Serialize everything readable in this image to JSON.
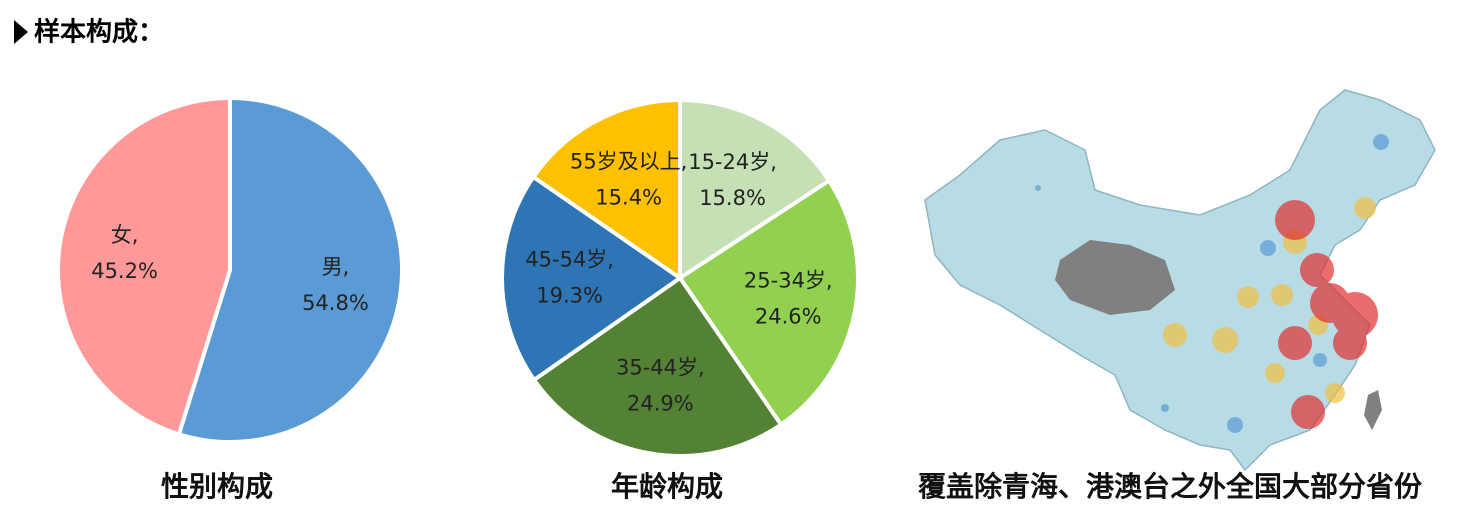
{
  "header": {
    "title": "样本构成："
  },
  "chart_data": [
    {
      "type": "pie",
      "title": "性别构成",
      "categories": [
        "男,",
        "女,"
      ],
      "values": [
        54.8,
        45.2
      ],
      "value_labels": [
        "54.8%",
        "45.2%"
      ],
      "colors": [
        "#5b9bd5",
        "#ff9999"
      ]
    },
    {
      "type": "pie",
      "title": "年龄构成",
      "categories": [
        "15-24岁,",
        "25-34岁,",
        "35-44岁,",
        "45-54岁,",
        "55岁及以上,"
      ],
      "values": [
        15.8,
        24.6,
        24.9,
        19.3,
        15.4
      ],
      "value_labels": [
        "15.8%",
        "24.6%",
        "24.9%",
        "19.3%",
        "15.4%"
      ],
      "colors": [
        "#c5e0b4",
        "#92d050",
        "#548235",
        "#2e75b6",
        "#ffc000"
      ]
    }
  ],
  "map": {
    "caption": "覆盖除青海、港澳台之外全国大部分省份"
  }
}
---*---
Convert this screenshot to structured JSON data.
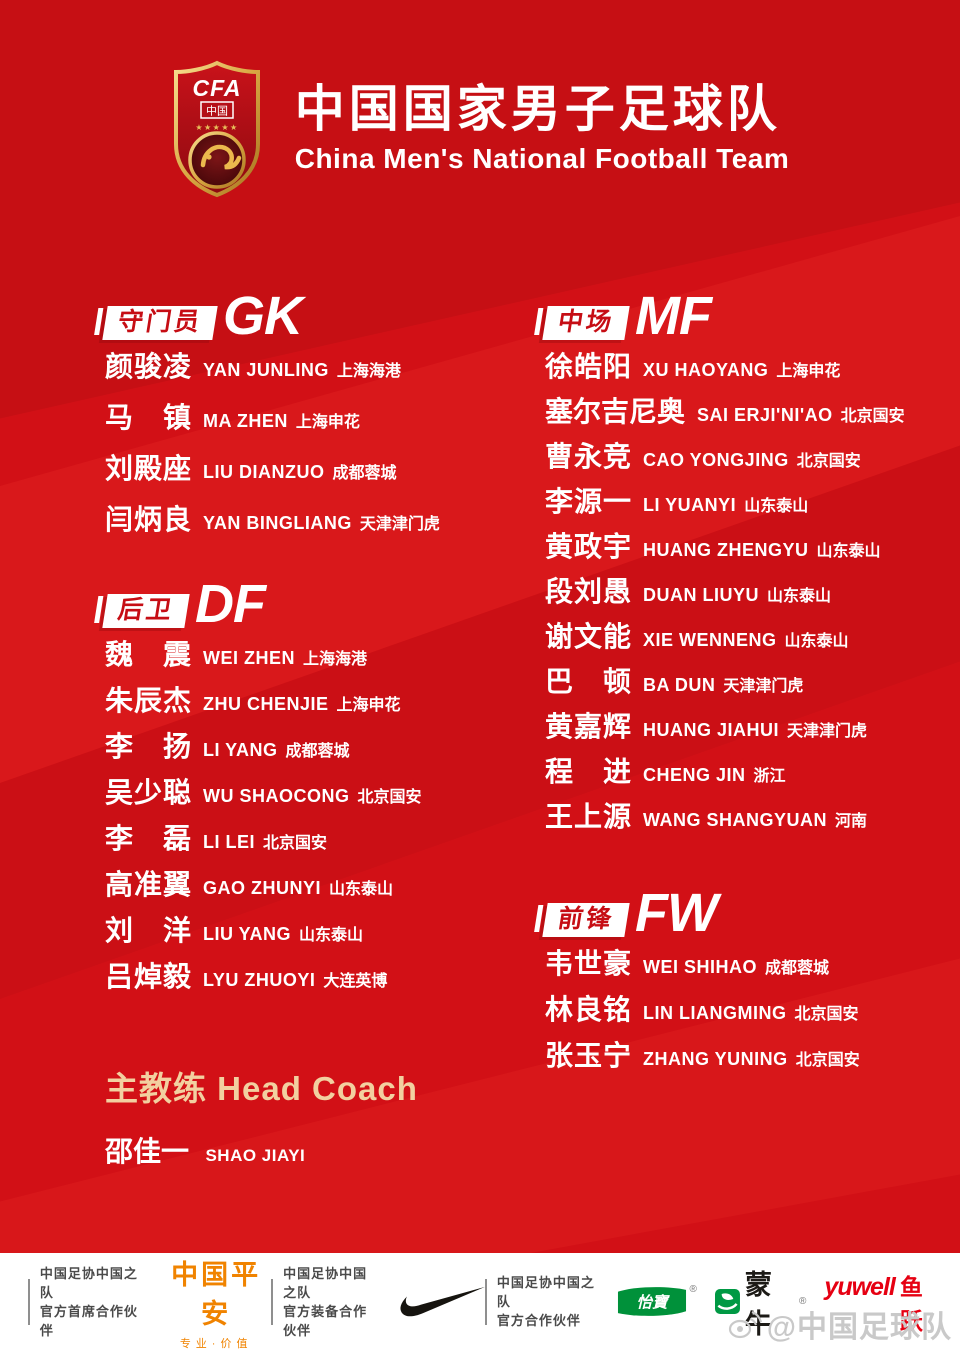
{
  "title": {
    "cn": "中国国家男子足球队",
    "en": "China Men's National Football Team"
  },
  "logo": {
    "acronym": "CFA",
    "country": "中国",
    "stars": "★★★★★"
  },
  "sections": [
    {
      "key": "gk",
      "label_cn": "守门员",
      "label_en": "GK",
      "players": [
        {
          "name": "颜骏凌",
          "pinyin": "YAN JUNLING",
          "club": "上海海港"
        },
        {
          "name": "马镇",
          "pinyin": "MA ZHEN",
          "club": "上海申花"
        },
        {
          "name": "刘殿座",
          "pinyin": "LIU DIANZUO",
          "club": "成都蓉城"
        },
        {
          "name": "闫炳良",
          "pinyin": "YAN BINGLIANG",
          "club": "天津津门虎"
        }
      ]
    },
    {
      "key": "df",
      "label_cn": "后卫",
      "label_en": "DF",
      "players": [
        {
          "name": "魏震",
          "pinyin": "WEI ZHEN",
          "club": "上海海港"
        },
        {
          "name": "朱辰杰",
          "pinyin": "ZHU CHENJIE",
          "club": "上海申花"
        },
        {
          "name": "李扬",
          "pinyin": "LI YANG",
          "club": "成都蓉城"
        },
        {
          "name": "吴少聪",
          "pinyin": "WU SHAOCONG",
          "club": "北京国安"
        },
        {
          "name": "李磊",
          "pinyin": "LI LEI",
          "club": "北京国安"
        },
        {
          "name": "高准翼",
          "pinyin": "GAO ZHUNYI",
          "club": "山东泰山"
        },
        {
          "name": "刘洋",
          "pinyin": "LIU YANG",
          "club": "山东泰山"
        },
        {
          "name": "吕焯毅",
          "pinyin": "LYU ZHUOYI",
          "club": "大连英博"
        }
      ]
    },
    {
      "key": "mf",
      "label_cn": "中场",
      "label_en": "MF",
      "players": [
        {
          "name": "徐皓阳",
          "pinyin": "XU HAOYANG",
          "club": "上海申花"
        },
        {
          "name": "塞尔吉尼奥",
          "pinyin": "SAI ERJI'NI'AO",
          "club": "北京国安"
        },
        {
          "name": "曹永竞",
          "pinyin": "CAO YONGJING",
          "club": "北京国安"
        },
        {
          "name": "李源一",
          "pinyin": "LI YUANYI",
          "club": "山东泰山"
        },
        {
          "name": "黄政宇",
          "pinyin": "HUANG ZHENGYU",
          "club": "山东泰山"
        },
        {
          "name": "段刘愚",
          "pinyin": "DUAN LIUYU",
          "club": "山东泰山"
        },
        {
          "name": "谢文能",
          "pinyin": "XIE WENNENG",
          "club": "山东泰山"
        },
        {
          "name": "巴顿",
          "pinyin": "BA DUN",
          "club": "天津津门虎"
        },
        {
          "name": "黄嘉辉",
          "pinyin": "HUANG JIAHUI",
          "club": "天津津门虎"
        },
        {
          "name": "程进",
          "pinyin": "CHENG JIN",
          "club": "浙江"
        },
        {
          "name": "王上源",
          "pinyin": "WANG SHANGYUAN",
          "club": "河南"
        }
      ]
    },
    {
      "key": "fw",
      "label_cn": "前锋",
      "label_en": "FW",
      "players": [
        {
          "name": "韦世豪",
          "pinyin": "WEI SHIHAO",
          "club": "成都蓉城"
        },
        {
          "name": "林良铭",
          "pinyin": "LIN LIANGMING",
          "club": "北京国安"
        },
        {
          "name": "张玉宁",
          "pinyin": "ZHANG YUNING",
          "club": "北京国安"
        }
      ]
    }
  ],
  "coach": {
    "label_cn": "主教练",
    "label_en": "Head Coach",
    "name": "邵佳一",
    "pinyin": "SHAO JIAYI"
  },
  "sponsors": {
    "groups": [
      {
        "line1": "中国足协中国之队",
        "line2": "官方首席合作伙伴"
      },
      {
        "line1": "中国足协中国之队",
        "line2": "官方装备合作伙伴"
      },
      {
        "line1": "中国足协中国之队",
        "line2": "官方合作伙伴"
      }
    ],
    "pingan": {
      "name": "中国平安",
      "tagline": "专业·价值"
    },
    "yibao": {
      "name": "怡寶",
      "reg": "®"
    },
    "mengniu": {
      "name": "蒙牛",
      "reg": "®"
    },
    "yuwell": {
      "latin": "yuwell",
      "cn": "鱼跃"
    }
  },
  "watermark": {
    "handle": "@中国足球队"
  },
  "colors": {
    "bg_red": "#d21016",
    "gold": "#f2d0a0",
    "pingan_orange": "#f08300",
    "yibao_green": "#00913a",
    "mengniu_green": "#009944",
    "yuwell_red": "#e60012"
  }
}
---*---
> **OBJECTIVE**:
Copy each line from the records above that includes the string "title".

> **OUTPUT BELOW**:
    "title": "样本构成："
      "title": "性别构成",
      "title": "年龄构成",
  "title": {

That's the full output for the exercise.